## START Data for the task

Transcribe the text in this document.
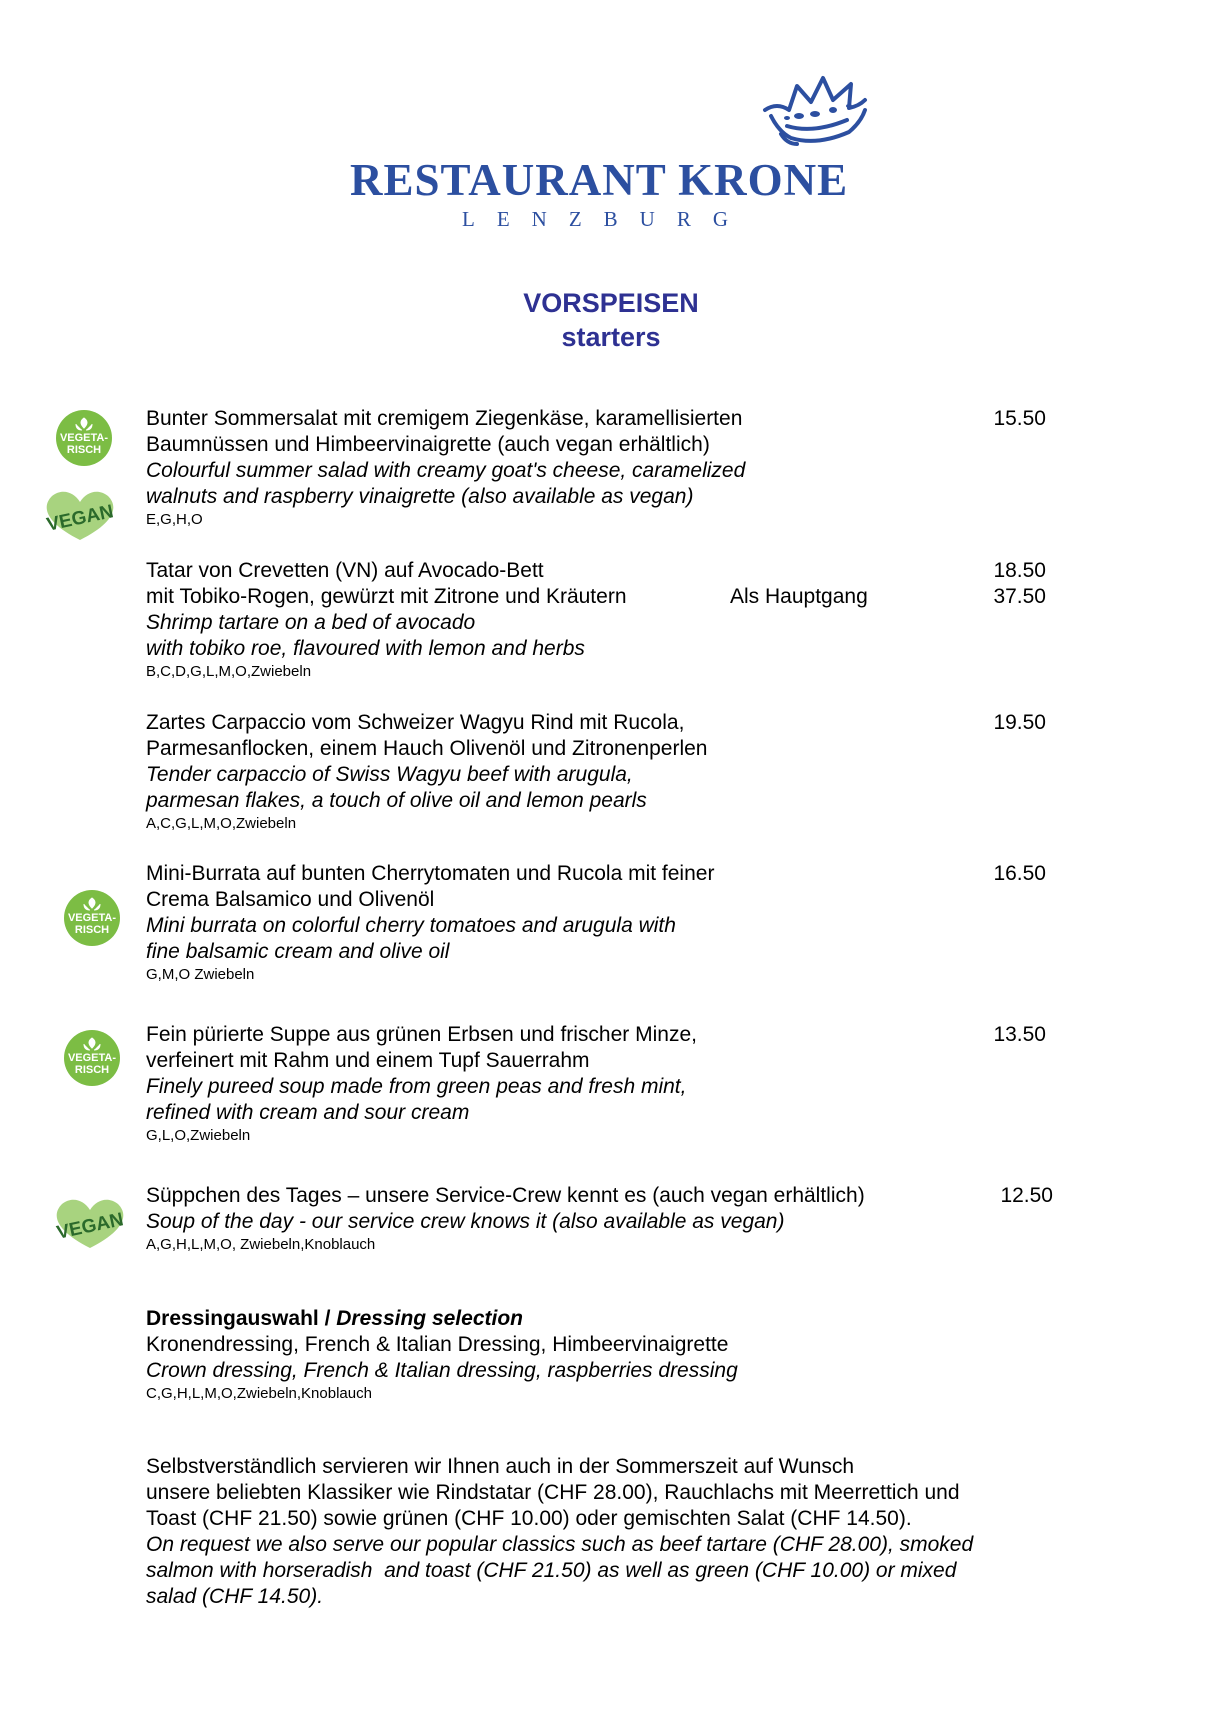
RESTAURANT KRONE
LENZBURG
VORSPEISEN
starters
VEGETA-
RISCH
VEGAN
VEGETA-
RISCH
VEGETA-
RISCH
VEGAN
Bunter Sommersalat mit cremigem Ziegenkäse, karamellisierten	15.50
Baumnüssen und Himbeervinaigrette (auch vegan erhältlich)
Colourful summer salad with creamy goat's cheese, caramelized
walnuts and raspberry vinaigrette (also available as vegan)
E,G,H,O
Tatar von Crevetten (VN) auf Avocado-Bett	18.50
mit Tobiko-Rogen, gewürzt mit Zitrone und Kräutern	Als Hauptgang	37.50
Shrimp tartare on a bed of avocado
with tobiko roe, flavoured with lemon and herbs
B,C,D,G,L,M,O,Zwiebeln
Zartes Carpaccio vom Schweizer Wagyu Rind mit Rucola,	19.50
Parmesanflocken, einem Hauch Olivenöl und Zitronenperlen
Tender carpaccio of Swiss Wagyu beef with arugula,
parmesan flakes, a touch of olive oil and lemon pearls
A,C,G,L,M,O,Zwiebeln
Mini-Burrata auf bunten Cherrytomaten und Rucola mit feiner	16.50
Crema Balsamico und Olivenöl
Mini burrata on colorful cherry tomatoes and arugula with
fine balsamic cream and olive oil
G,M,O Zwiebeln
Fein pürierte Suppe aus grünen Erbsen und frischer Minze,	13.50
verfeinert mit Rahm und einem Tupf Sauerrahm
Finely pureed soup made from green peas and fresh mint,
refined with cream and sour cream
G,L,O,Zwiebeln
Süppchen des Tages – unsere Service-Crew kennt es (auch vegan erhältlich)	12.50
Soup of the day - our service crew knows it (also available as vegan)
A,G,H,L,M,O, Zwiebeln,Knoblauch
Dressingauswahl / Dressing selection
Kronendressing, French & Italian Dressing, Himbeervinaigrette
Crown dressing, French & Italian dressing, raspberries dressing
C,G,H,L,M,O,Zwiebeln,Knoblauch
Selbstverständlich servieren wir Ihnen auch in der Sommerszeit auf Wunsch
unsere beliebten Klassiker wie Rindstatar (CHF 28.00), Rauchlachs mit Meerrettich und
Toast (CHF 21.50) sowie grünen (CHF 10.00) oder gemischten Salat (CHF 14.50).
On request we also serve our popular classics such as beef tartare (CHF 28.00), smoked
salmon with horseradish  and toast (CHF 21.50) as well as green (CHF 10.00) or mixed
salad (CHF 14.50).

## END Data for the task

Prompt >>
Set down every entry word for word, but omit the pictures.

Exercise output >>
Transcribe the text in this document.
RESTAURANT KRONE
LENZBURG
VORSPEISEN
starters
VEGETA-
RISCH
VEGAN
VEGETA-
RISCH
VEGETA-
RISCH
VEGAN
Bunter Sommersalat mit cremigem Ziegenkäse, karamellisierten	15.50
Baumnüssen und Himbeervinaigrette (auch vegan erhältlich)
Colourful summer salad with creamy goat's cheese, caramelized
walnuts and raspberry vinaigrette (also available as vegan)
E,G,H,O
Tatar von Crevetten (VN) auf Avocado-Bett	18.50
mit Tobiko-Rogen, gewürzt mit Zitrone und Kräutern	Als Hauptgang	37.50
Shrimp tartare on a bed of avocado
with tobiko roe, flavoured with lemon and herbs
B,C,D,G,L,M,O,Zwiebeln
Zartes Carpaccio vom Schweizer Wagyu Rind mit Rucola,	19.50
Parmesanflocken, einem Hauch Olivenöl und Zitronenperlen
Tender carpaccio of Swiss Wagyu beef with arugula,
parmesan flakes, a touch of olive oil and lemon pearls
A,C,G,L,M,O,Zwiebeln
Mini-Burrata auf bunten Cherrytomaten und Rucola mit feiner	16.50
Crema Balsamico und Olivenöl
Mini burrata on colorful cherry tomatoes and arugula with
fine balsamic cream and olive oil
G,M,O Zwiebeln
Fein pürierte Suppe aus grünen Erbsen und frischer Minze,	13.50
verfeinert mit Rahm und einem Tupf Sauerrahm
Finely pureed soup made from green peas and fresh mint,
refined with cream and sour cream
G,L,O,Zwiebeln
Süppchen des Tages – unsere Service-Crew kennt es (auch vegan erhältlich)	12.50
Soup of the day - our service crew knows it (also available as vegan)
A,G,H,L,M,O, Zwiebeln,Knoblauch
Dressingauswahl / Dressing selection
Kronendressing, French & Italian Dressing, Himbeervinaigrette
Crown dressing, French & Italian dressing, raspberries dressing
C,G,H,L,M,O,Zwiebeln,Knoblauch
Selbstverständlich servieren wir Ihnen auch in der Sommerszeit auf Wunsch
unsere beliebten Klassiker wie Rindstatar (CHF 28.00), Rauchlachs mit Meerrettich und
Toast (CHF 21.50) sowie grünen (CHF 10.00) oder gemischten Salat (CHF 14.50).
On request we also serve our popular classics such as beef tartare (CHF 28.00), smoked
salmon with horseradish  and toast (CHF 21.50) as well as green (CHF 10.00) or mixed
salad (CHF 14.50).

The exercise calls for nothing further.